## TO BE DONE
Omit the pictures, please, and give each record below again exactly.

## EXTRACTED ENTRIES
--
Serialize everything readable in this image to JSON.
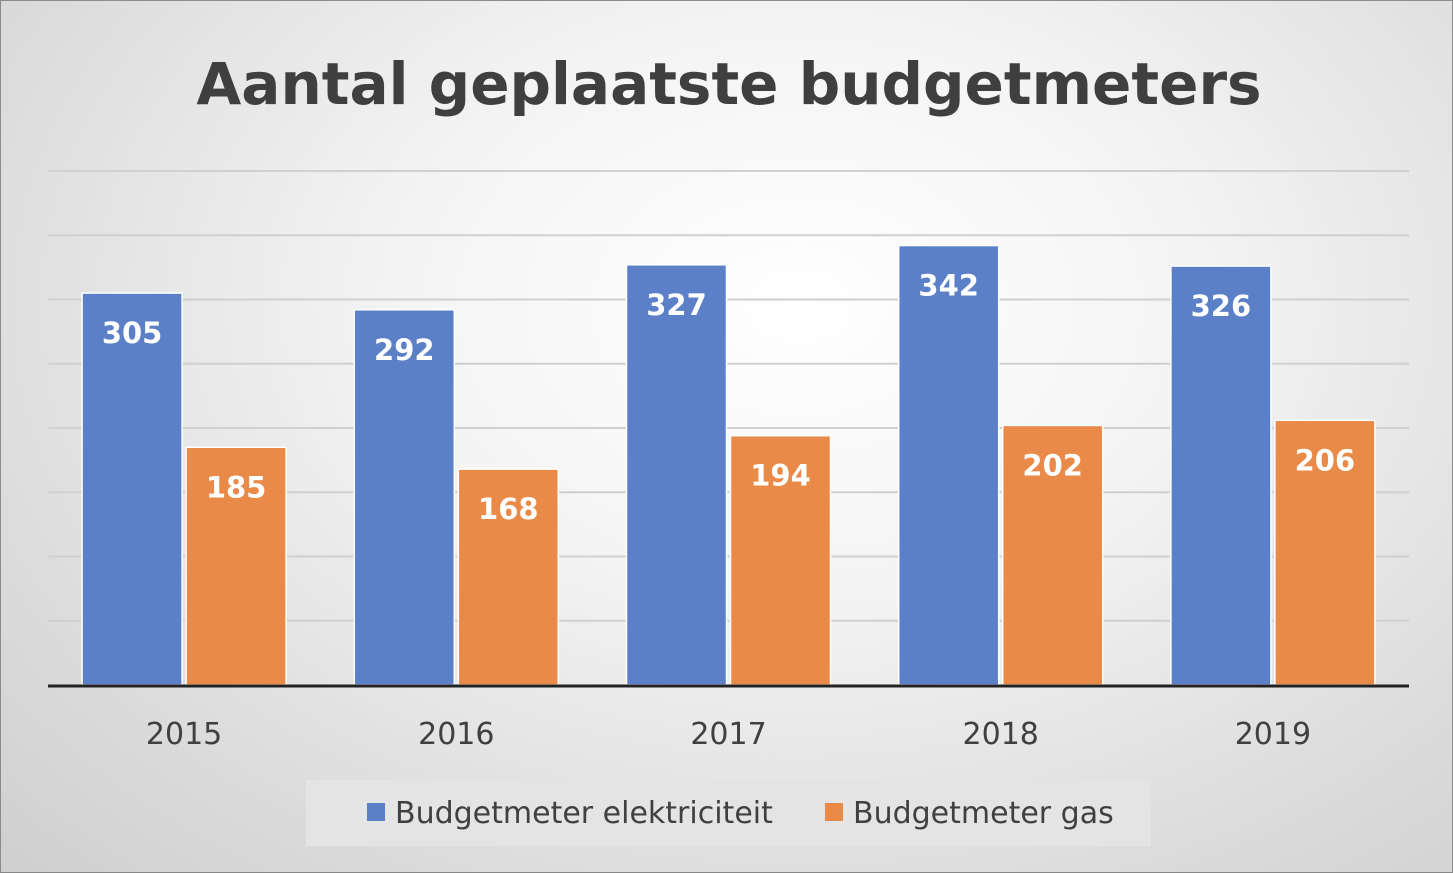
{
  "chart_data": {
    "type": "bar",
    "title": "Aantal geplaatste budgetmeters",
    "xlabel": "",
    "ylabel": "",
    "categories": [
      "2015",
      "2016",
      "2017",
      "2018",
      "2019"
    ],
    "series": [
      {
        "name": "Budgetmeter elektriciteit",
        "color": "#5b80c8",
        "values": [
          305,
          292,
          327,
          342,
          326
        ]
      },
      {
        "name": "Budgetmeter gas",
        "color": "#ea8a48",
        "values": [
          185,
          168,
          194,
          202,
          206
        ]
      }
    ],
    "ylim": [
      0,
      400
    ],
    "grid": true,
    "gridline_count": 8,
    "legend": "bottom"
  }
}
--
## EXERCISE SOLUTION
Serialize everything readable in this image to JSON.
{
  "chart_data": {
    "type": "bar",
    "title": "Aantal geplaatste budgetmeters",
    "xlabel": "",
    "ylabel": "",
    "categories": [
      "2015",
      "2016",
      "2017",
      "2018",
      "2019"
    ],
    "series": [
      {
        "name": "Budgetmeter elektriciteit",
        "color": "#5b80c8",
        "values": [
          305,
          292,
          327,
          342,
          326
        ]
      },
      {
        "name": "Budgetmeter gas",
        "color": "#ea8a48",
        "values": [
          185,
          168,
          194,
          202,
          206
        ]
      }
    ],
    "ylim": [
      0,
      400
    ],
    "grid": true,
    "gridline_count": 8,
    "legend": "bottom"
  }
}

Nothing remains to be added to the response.